— Set exercise —
Copy every line from the records below that holds the word "Queue".

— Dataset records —

+++++

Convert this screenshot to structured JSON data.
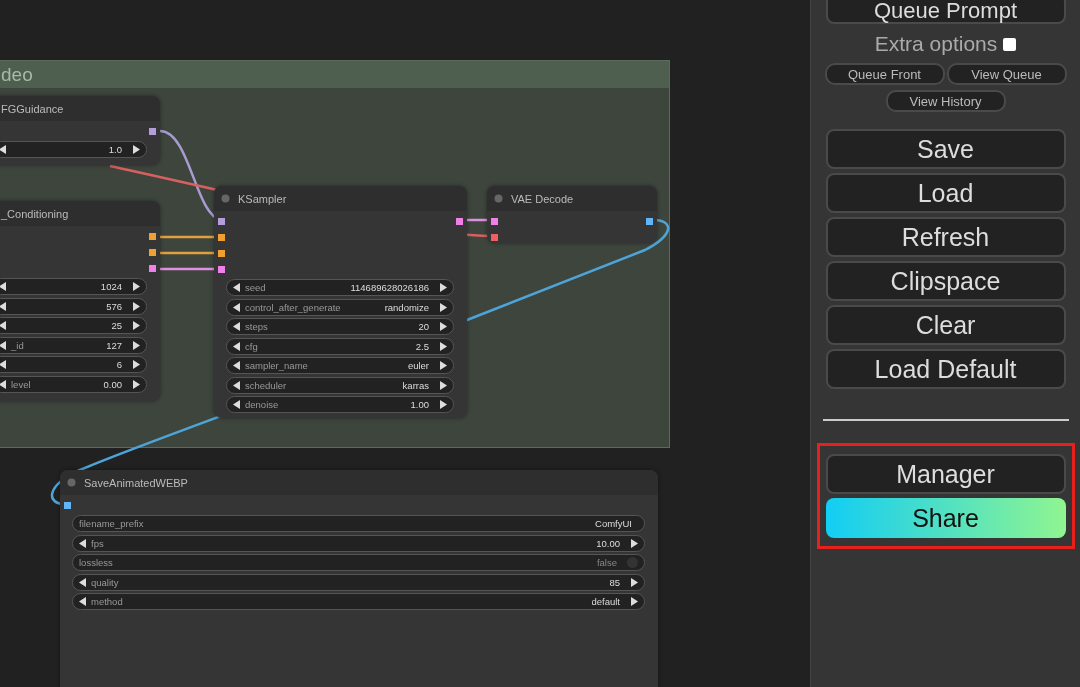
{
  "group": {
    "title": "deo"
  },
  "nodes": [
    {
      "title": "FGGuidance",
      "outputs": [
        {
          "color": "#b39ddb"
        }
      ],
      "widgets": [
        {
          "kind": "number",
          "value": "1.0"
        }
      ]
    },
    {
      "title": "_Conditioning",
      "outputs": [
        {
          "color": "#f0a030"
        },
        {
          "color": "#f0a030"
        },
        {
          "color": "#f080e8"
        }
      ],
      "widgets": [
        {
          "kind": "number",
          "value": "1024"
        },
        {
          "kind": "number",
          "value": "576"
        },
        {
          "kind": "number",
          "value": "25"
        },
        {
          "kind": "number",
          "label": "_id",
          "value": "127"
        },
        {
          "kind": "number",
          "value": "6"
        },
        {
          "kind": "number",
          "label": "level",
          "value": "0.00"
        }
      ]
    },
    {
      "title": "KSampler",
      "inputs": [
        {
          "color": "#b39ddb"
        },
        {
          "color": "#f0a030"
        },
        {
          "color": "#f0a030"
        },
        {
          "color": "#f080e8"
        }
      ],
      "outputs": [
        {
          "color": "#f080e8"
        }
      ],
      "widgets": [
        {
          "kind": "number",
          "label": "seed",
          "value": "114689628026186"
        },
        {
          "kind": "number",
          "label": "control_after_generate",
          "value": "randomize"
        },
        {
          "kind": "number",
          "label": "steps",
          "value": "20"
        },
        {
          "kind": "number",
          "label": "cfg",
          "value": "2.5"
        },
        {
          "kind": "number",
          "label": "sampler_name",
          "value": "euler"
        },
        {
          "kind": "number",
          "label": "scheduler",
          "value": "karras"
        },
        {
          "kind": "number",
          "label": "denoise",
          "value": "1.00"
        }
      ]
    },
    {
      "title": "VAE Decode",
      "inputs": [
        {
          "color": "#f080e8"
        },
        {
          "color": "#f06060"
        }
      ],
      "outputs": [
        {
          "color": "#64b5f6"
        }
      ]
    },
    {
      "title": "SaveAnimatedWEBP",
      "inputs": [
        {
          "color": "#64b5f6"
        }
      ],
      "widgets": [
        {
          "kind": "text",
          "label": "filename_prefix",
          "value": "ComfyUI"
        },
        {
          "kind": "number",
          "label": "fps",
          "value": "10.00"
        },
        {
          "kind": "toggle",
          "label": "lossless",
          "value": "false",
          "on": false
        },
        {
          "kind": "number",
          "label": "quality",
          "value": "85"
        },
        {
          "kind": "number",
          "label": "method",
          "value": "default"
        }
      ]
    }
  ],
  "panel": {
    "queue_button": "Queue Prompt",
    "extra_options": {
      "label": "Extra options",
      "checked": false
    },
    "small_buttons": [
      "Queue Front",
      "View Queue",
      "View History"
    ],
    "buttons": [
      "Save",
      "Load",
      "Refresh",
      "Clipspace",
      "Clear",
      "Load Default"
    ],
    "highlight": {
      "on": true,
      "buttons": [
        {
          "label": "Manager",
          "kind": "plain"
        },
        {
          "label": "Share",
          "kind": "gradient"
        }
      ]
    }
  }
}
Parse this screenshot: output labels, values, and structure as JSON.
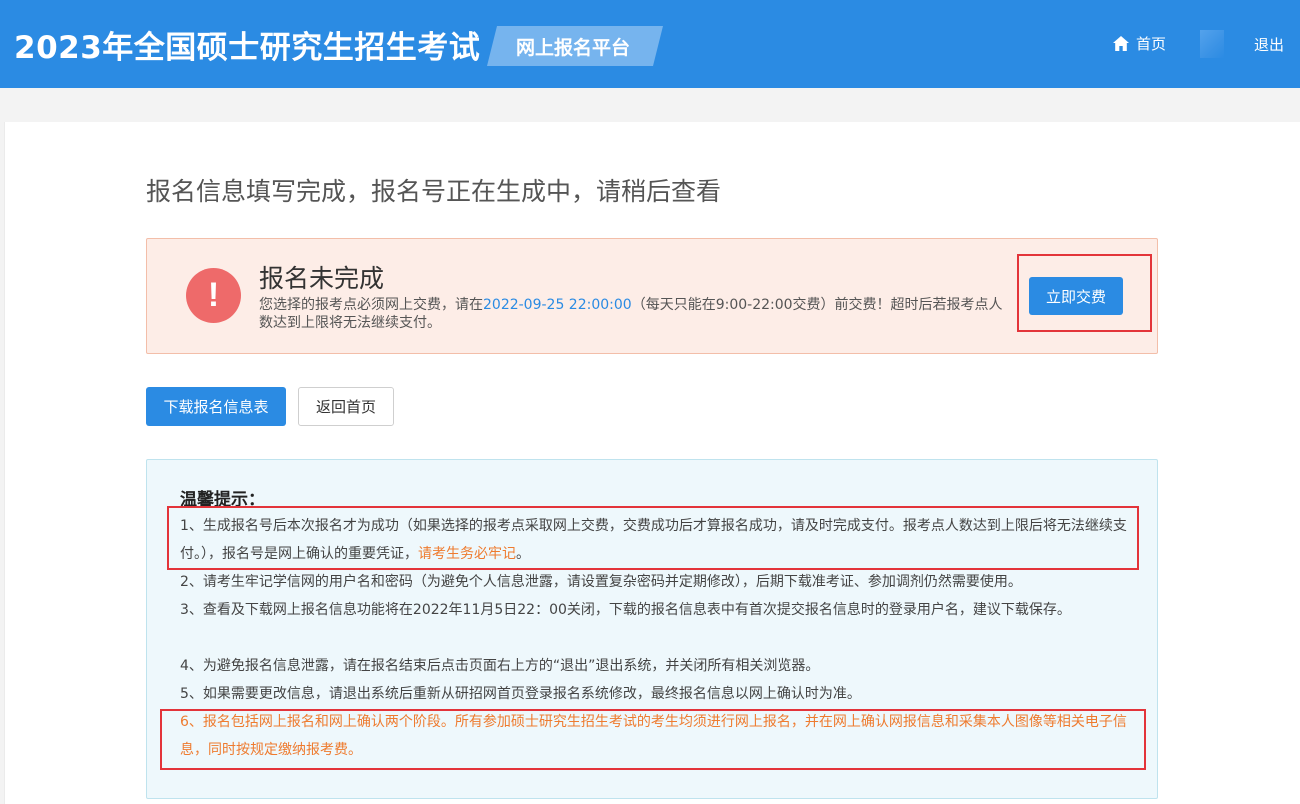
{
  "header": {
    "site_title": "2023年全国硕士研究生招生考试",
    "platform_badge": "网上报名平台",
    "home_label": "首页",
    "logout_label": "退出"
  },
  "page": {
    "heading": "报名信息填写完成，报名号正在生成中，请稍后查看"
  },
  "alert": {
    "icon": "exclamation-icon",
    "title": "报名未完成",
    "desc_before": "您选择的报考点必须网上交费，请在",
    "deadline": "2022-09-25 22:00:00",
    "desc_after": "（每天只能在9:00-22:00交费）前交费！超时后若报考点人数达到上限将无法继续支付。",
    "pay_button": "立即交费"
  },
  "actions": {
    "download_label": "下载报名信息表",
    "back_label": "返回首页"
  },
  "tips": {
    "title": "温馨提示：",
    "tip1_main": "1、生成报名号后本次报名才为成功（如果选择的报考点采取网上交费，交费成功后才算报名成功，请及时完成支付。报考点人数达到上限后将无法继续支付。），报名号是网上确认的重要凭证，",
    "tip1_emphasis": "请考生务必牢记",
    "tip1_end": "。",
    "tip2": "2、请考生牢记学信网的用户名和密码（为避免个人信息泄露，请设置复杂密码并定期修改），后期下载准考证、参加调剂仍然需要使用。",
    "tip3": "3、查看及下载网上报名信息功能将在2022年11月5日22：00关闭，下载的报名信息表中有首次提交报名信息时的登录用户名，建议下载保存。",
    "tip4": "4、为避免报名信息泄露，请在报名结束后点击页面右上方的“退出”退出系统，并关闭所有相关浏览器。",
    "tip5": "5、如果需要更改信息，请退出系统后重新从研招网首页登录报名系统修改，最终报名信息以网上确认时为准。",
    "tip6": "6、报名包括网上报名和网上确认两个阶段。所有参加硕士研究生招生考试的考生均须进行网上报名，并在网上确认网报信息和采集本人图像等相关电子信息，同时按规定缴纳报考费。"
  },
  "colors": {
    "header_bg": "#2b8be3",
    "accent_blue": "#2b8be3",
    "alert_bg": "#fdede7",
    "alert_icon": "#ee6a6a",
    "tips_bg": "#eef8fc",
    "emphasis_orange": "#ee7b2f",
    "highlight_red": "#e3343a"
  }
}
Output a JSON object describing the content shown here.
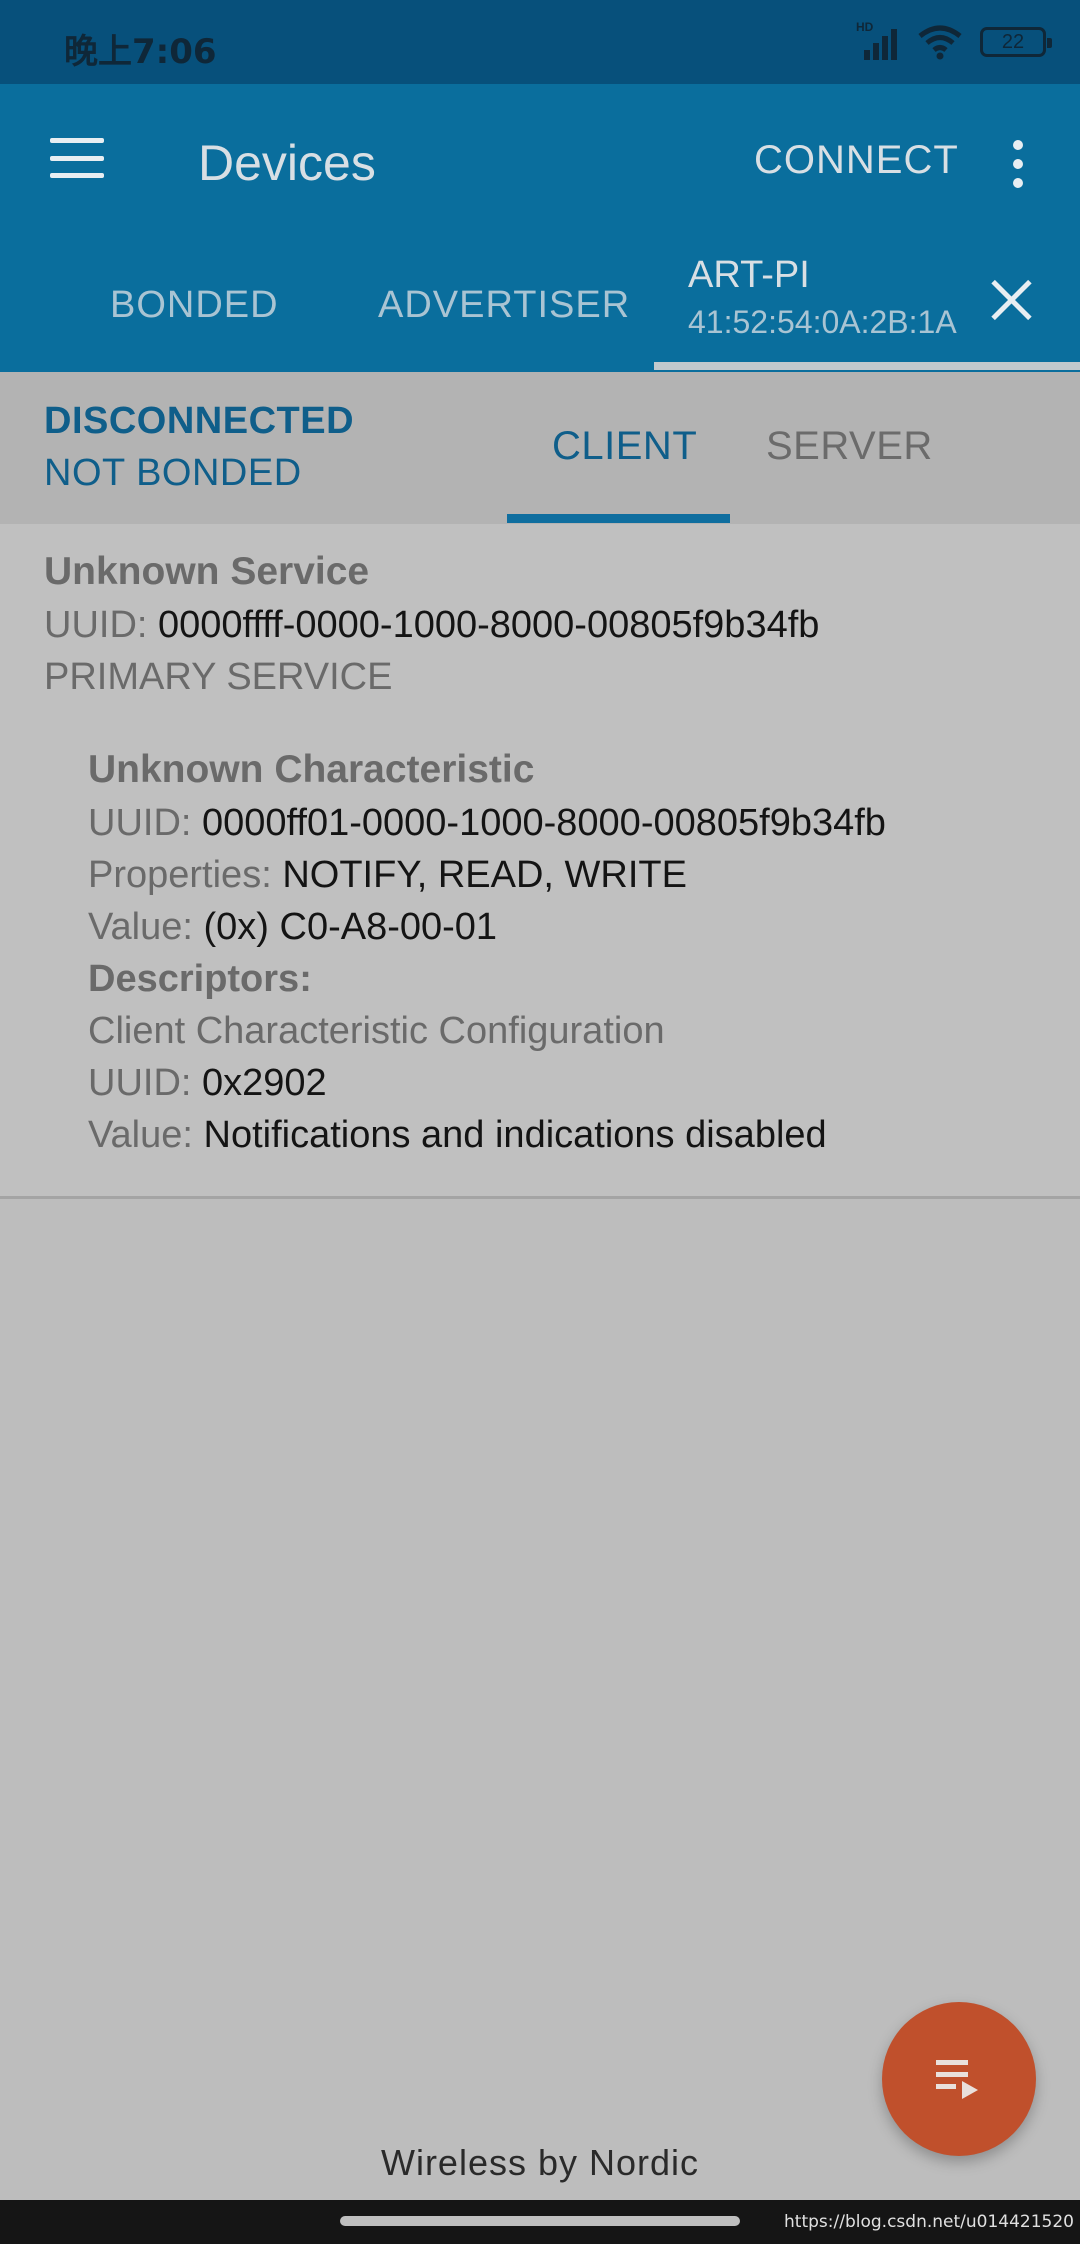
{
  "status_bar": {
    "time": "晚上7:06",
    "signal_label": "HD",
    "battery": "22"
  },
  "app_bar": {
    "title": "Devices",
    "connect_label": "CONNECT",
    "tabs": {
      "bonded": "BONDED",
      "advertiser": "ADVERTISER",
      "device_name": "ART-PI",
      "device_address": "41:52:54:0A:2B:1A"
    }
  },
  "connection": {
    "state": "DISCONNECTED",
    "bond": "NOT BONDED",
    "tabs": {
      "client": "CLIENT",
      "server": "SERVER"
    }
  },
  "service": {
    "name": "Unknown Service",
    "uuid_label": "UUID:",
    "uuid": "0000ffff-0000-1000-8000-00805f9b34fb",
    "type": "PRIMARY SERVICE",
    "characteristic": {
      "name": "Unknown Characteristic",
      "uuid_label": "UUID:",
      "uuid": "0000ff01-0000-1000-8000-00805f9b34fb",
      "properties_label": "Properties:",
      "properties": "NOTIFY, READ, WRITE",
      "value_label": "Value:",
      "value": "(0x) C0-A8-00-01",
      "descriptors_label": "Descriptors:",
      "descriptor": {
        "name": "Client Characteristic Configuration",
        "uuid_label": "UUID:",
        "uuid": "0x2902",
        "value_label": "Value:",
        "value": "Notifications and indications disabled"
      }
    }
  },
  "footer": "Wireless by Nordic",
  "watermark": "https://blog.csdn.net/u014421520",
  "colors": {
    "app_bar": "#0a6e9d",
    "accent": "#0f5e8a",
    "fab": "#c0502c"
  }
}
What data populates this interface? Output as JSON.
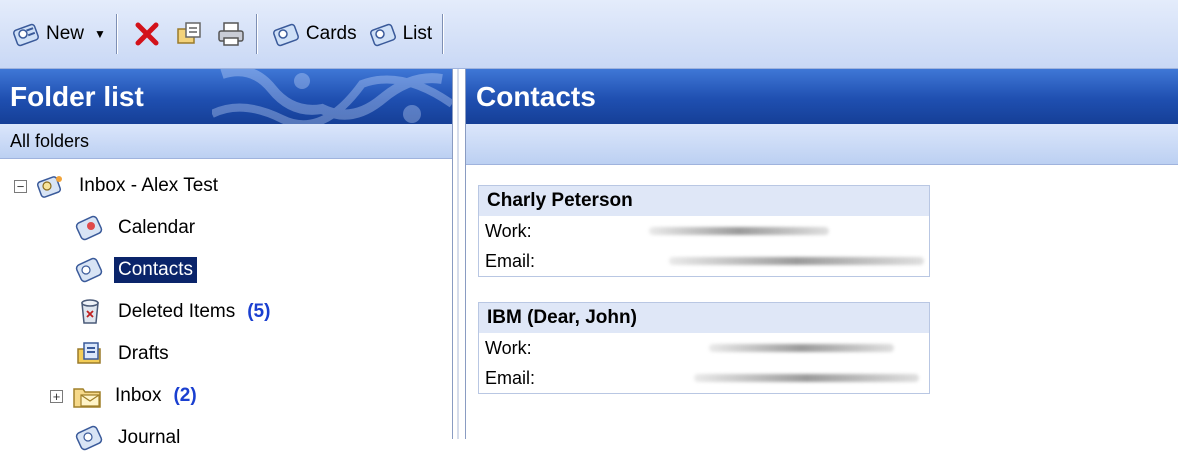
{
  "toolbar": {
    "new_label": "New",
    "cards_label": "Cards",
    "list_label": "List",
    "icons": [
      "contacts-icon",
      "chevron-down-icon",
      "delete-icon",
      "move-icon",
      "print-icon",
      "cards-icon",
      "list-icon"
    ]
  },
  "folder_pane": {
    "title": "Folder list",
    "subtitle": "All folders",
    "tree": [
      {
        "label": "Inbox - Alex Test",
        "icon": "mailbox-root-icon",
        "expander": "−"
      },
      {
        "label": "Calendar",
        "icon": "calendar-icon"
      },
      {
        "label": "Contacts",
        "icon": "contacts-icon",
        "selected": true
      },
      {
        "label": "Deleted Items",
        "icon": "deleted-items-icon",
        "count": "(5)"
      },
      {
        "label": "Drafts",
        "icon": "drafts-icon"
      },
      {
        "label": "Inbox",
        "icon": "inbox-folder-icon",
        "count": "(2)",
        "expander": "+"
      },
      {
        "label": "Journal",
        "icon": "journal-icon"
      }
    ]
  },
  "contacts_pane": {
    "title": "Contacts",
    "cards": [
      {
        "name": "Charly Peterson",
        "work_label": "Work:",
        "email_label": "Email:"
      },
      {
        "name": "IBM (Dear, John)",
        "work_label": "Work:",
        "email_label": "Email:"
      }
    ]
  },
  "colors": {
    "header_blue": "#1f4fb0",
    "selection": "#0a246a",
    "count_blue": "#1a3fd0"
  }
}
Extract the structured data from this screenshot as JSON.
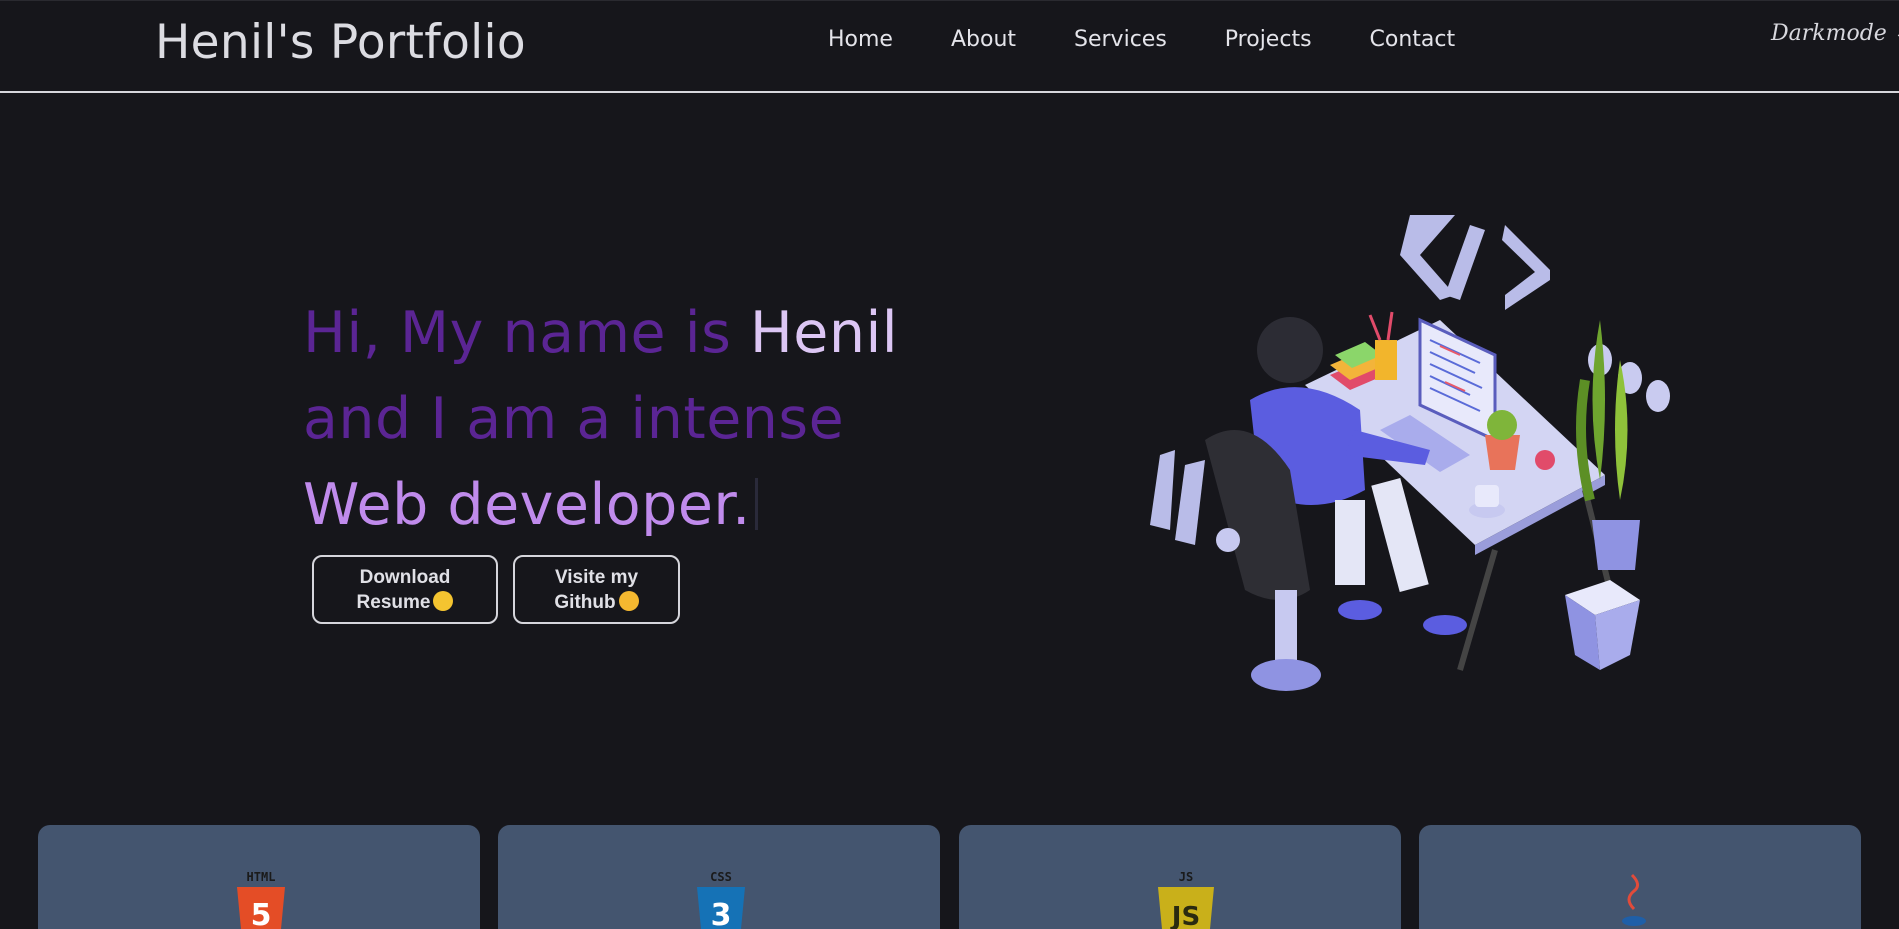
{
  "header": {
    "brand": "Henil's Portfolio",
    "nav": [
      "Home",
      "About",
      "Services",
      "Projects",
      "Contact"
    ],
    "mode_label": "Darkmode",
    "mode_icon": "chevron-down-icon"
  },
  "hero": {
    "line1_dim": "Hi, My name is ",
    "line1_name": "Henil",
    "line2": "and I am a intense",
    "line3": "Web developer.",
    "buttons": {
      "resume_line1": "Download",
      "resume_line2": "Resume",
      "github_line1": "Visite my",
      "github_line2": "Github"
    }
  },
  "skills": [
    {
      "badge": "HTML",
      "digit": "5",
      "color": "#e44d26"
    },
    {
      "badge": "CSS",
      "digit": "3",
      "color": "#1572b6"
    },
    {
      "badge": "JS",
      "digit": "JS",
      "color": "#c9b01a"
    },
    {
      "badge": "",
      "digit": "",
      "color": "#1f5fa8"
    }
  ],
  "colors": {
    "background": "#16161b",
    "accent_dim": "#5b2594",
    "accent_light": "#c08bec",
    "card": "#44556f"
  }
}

+++++

— Answer to this exercise —
    "queue_button": "Queue Prompt",
      "Queue Front",
      "View Queue",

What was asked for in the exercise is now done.